> [Required task] The data below must be copied in full and without any change.

A block of data:
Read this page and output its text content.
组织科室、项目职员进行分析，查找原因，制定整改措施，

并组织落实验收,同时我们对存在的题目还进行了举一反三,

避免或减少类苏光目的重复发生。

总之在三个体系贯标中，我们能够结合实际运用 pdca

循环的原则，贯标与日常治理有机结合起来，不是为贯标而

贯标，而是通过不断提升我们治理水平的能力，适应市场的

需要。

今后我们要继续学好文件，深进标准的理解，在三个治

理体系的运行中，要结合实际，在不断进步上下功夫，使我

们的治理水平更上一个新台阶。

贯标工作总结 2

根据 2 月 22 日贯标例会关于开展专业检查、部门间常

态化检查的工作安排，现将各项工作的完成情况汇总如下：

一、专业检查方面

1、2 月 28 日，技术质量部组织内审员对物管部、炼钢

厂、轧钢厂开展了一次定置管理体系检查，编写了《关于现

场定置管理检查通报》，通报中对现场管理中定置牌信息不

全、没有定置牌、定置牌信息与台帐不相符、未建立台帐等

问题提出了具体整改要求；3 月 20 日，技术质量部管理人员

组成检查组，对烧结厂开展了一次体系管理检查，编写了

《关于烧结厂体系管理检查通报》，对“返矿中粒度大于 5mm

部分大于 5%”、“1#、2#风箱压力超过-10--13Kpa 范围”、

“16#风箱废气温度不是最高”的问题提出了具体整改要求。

> [The output]
Read this page and output its text content.
组织科室、项目职员进行分析，查找原因，制定整改措施，

并组织落实验收,同时我们对存在的题目还进行了举一反三,

避免或减少类苏光目的重复发生。

总之在三个体系贯标中，我们能够结合实际运用 pdca

循环的原则，贯标与日常治理有机结合起来，不是为贯标而

贯标，而是通过不断提升我们治理水平的能力，适应市场的

需要。

今后我们要继续学好文件，深进标准的理解，在三个治

理体系的运行中，要结合实际，在不断进步上下功夫，使我

们的治理水平更上一个新台阶。

贯标工作总结 2

根据 2 月 22 日贯标例会关于开展专业检查、部门间常

态化检查的工作安排，现将各项工作的完成情况汇总如下：

一、专业检查方面

1、2 月 28 日，技术质量部组织内审员对物管部、炼钢

厂、轧钢厂开展了一次定置管理体系检查，编写了《关于现

场定置管理检查通报》，通报中对现场管理中定置牌信息不

全、没有定置牌、定置牌信息与台帐不相符、未建立台帐等

问题提出了具体整改要求；3 月 20 日，技术质量部管理人员

组成检查组，对烧结厂开展了一次体系管理检查，编写了

《关于烧结厂体系管理检查通报》，对“返矿中粒度大于 5mm

部分大于 5%”、“1#、2#风箱压力超过-10--13Kpa 范围”、

“16#风箱废气温度不是最高”的问题提出了具体整改要求。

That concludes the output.